— BEGIN EXCERPT PROVIDED —

In the past, we had discussed BER for BPSK in flat fading Rayleigh channel. In this post, lets discuss a frequency selective channel with the use of Zero Forcing (ZF) equalization to compensate for the inter symbol interference (ISI). For simplifying the discussion, we will assume that there is no pulse shaping at the transmitter. The ISI channel is assumed to be a fixed 3 tap channel.

## Transmit symbol

Let the transmit symbols be modeled as

$s(t) = \sum_{n=-\infty}^{\infty}a_ng(t-mT)$, where

$T$ is the symbol period,

$a_n$ is the symbol to transmit,

$g(t)$ is the transmit filter,

$n$ is the symbol index and

$s(t)$is the output waveform.

For simplicity, lets assume that the transmit pulse shaping filter is not present, i.e $g(t)=\delta(t)$.

So the transmit symbols can be modeled by the discrete time equivalent

$s[k]=a_n$

Figure: Transmit symbols

## Channel Model

Lets us assume the channel to be a 3 tap multipath channel with spacing $T$ i.e.

$h[k]=\left[\begin{array}h_1 & h_2 & h_3 \end{array}\right]$

Figure: Channel model (3 tap multipath)

In addition to the multipath channel, the received signal gets corrupted by noise $n$, typically referred to as Additive White Gaussian Noise (AWGN). The values of the noise $n$ follows the Gaussian probability distribution function, $p(x) = \frac{1}{\sqrt{2\pi\sigma^2}}e^{\frac{-(x-\mu)^2}{2\sigma^2}$ with

mean $\mu=0$ and

variance $\sigma^2 = \frac{N_0}{2}$.

$y[k]=s[k] \otimes h[k] + n$, where

$\otimes$ is the convolution operator.

## Zero Forcing Equalization

Objective of Zero Forcing Equalization is to find a set of filter coefficients $c[k]$ which can make $h[k]\otimes c[k] = \delta[k]$.

— END EXCERPT PROVIDED —
— BEGIN SUPPLIED INFORMATION —

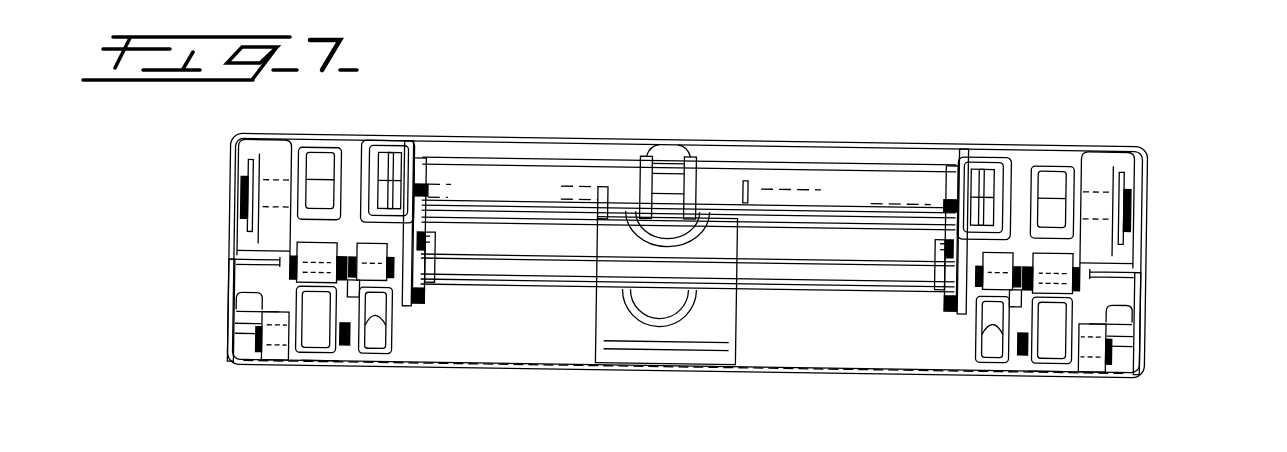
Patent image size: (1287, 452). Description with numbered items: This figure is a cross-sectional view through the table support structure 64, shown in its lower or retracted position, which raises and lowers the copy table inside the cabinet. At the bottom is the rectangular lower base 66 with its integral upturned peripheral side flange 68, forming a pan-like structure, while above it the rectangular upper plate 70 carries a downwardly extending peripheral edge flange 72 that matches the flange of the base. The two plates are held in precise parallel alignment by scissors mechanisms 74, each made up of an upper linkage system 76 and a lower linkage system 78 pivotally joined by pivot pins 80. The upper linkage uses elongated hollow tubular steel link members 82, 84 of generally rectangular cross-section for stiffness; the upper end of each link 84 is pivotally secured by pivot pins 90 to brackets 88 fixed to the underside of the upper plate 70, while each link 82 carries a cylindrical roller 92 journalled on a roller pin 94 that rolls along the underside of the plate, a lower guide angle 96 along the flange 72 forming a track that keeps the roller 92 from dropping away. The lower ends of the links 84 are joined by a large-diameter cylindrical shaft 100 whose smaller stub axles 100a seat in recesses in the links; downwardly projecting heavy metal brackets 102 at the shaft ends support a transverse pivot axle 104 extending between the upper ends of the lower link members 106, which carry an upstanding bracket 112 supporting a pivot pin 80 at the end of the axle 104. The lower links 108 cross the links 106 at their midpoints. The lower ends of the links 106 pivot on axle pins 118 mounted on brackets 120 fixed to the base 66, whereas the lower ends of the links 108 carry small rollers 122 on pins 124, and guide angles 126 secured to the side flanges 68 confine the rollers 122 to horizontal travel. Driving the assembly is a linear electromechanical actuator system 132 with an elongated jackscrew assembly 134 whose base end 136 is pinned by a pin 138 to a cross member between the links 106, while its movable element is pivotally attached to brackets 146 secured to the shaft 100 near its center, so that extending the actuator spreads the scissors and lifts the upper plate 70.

The table support structure 64 is at (860, 439).
The lower base 66 is at (476, 374).
The upturned peripheral side flange 68 is at (223, 340).
The upper plate 70 is at (834, 140).
The peripheral edge flange 72 is at (230, 202).
The scissors mechanism 74 is at (282, 278).
The upper linkage system 76 is at (380, 102).
The lower linkage system 78 is at (345, 372).
The pivot pins 80 is at (228, 273).
The link member 82 is at (322, 153).
The link member 84 is at (412, 150).
The brackets 88 is at (366, 148).
The pivot pins 90 is at (398, 154).
The cylindrical roller 92 is at (267, 140).
The roller pin 94 is at (287, 150).
The lower guide angle 96 is at (240, 259).
The cylindrical shaft 100 is at (605, 162).
The stub axles 100a is at (427, 226).
The brackets 102 is at (430, 313).
The transverse pivot axle 104 is at (535, 288).
The lower link members 106 is at (380, 358).
The lower links 108 is at (320, 358).
The upstanding bracket 112 is at (435, 260).
The axle pins 118 is at (398, 344).
The brackets 120 is at (403, 320).
The rollers 122 is at (283, 360).
The pins 124 is at (225, 358).
The guide angles 126 is at (232, 309).
The linear electromechanical actuator system 132 is at (703, 213).
The jackscrew assembly 134 is at (745, 243).
The base end 136 is at (712, 300).
The pin 138 is at (760, 192).
The brackets 146 is at (657, 145).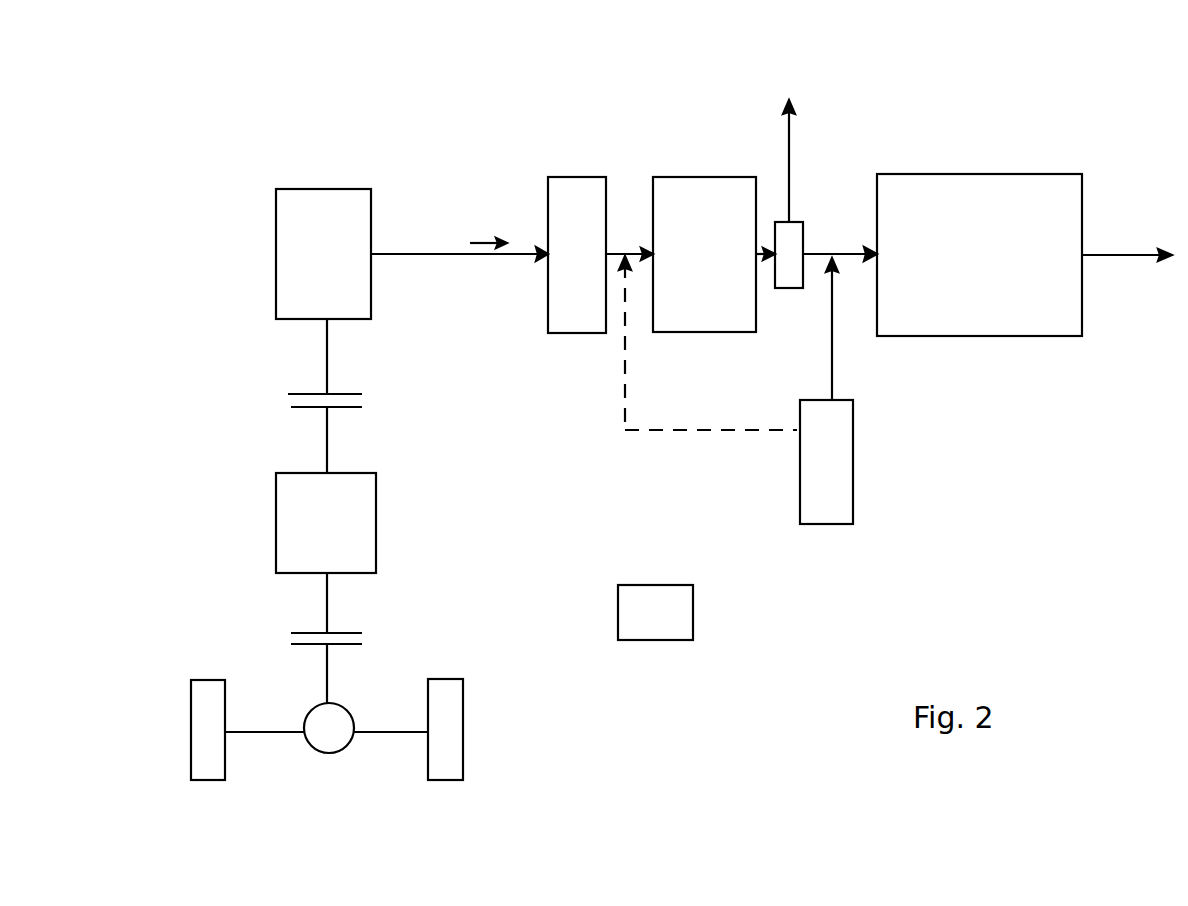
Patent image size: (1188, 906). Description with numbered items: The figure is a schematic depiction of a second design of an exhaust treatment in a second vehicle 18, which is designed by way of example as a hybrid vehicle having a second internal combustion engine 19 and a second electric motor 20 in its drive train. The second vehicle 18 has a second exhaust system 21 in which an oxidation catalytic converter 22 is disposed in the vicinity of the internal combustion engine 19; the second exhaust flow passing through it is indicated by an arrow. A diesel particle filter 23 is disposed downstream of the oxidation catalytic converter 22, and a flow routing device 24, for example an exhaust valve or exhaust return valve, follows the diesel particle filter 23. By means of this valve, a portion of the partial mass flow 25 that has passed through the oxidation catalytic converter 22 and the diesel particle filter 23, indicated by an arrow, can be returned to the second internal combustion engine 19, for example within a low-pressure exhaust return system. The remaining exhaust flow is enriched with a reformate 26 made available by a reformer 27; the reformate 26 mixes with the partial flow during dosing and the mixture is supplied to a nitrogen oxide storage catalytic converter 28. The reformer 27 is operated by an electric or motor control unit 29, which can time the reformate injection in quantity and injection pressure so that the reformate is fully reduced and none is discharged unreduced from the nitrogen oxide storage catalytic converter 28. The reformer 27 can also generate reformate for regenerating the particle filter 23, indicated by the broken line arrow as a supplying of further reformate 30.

The second vehicle 18 is at (1000, 541).
The second internal combustion engine 19 is at (371, 205).
The second electric motor 20 is at (376, 535).
The second exhaust system 21 is at (573, 124).
The oxidation catalytic converter 22 is at (600, 333).
The diesel particle filter 23 is at (690, 177).
The flow routing device 24 is at (790, 288).
The partial mass flow 25 is at (807, 130).
The reformate 26 is at (843, 300).
The reformer 27 is at (853, 450).
The nitrogen oxide storage catalytic converter 28 is at (960, 174).
The electric or motor control unit 29 is at (693, 610).
The further reformate 30 is at (688, 432).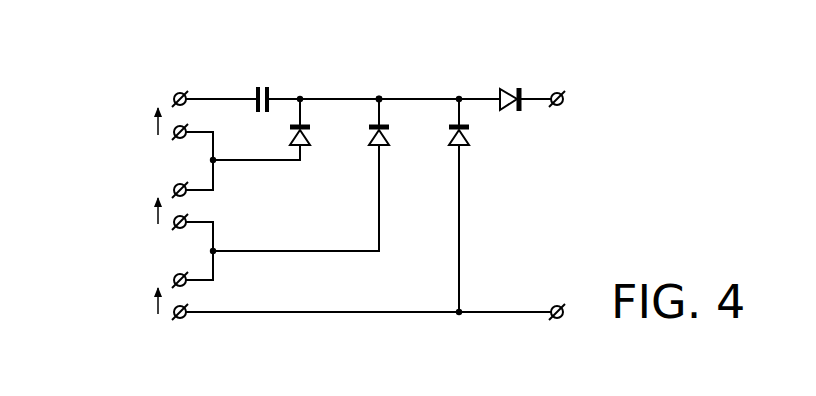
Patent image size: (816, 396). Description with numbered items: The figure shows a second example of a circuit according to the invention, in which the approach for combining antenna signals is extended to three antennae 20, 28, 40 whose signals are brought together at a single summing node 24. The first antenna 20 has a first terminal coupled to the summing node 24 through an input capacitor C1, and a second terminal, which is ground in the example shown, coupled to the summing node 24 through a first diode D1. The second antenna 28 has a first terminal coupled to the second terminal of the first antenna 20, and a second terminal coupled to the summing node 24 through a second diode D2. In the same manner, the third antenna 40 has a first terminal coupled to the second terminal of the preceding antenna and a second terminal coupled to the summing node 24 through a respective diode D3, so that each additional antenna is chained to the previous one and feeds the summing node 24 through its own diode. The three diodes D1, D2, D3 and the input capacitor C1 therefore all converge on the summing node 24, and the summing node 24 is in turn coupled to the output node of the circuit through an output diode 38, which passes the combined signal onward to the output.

The first antenna 20 is at (136, 116).
The second antenna 28 is at (136, 204).
The third antenna 40 is at (136, 295).
The summing node 24 is at (383, 90).
The output diode 38 is at (510, 88).
The input capacitor C1 is at (262, 86).
The first diode D1 is at (316, 138).
The second diode D2 is at (395, 138).
The respective diode D3 is at (475, 138).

— END SUPPLIED INFORMATION —

# PROBLEMS TO WORK ON
**a.** Answer each of these about the zero forcing equalization text:
(i) How many taps does the ISI channel have?
(ii) What is the variance of the noise n?
(iii) What does the symbol ⊗ denote?
**b.** Echo the stretch of the zero forcing equalization text from "Figure: Transmit symbols" through "(3 tap multipath)".
**c.** Can you carry on the zero forcing equalization text from the point where it stops?

# RESPONSES TO THE EXERCISE
**a.**
(i) Three; it is a fixed 3 tap channel.
(ii) N₀/2
(iii) The convolution operator

**b.**
Figure: Transmit symbols

## Channel Model

Lets us assume the channel to be a 3 tap multipath channel with spacing $T$ i.e.

$h[k]=\left[\begin{array}h_1 & h_2 & h_3 \end{array}\right]$

Figure: Channel model (3 tap multipath)

**c.**
After equalization

$\begin{array}{lll}\hat{y}_{ZF}[k] & = & c[k]\otimes y[k]\\ & = & c[k] (s[k] \otimes h[k] + n \\ & = & s[k] + c[k] \otimes n\end{array}$.

Note:

The term $c[k] \otimes n$ causes noise amplification resulting poorer bit error rate performance.

Deriving the equalization coefficients

From the post on toeplitz matrix,we know that convolution operation can be represented as matrix multiplication.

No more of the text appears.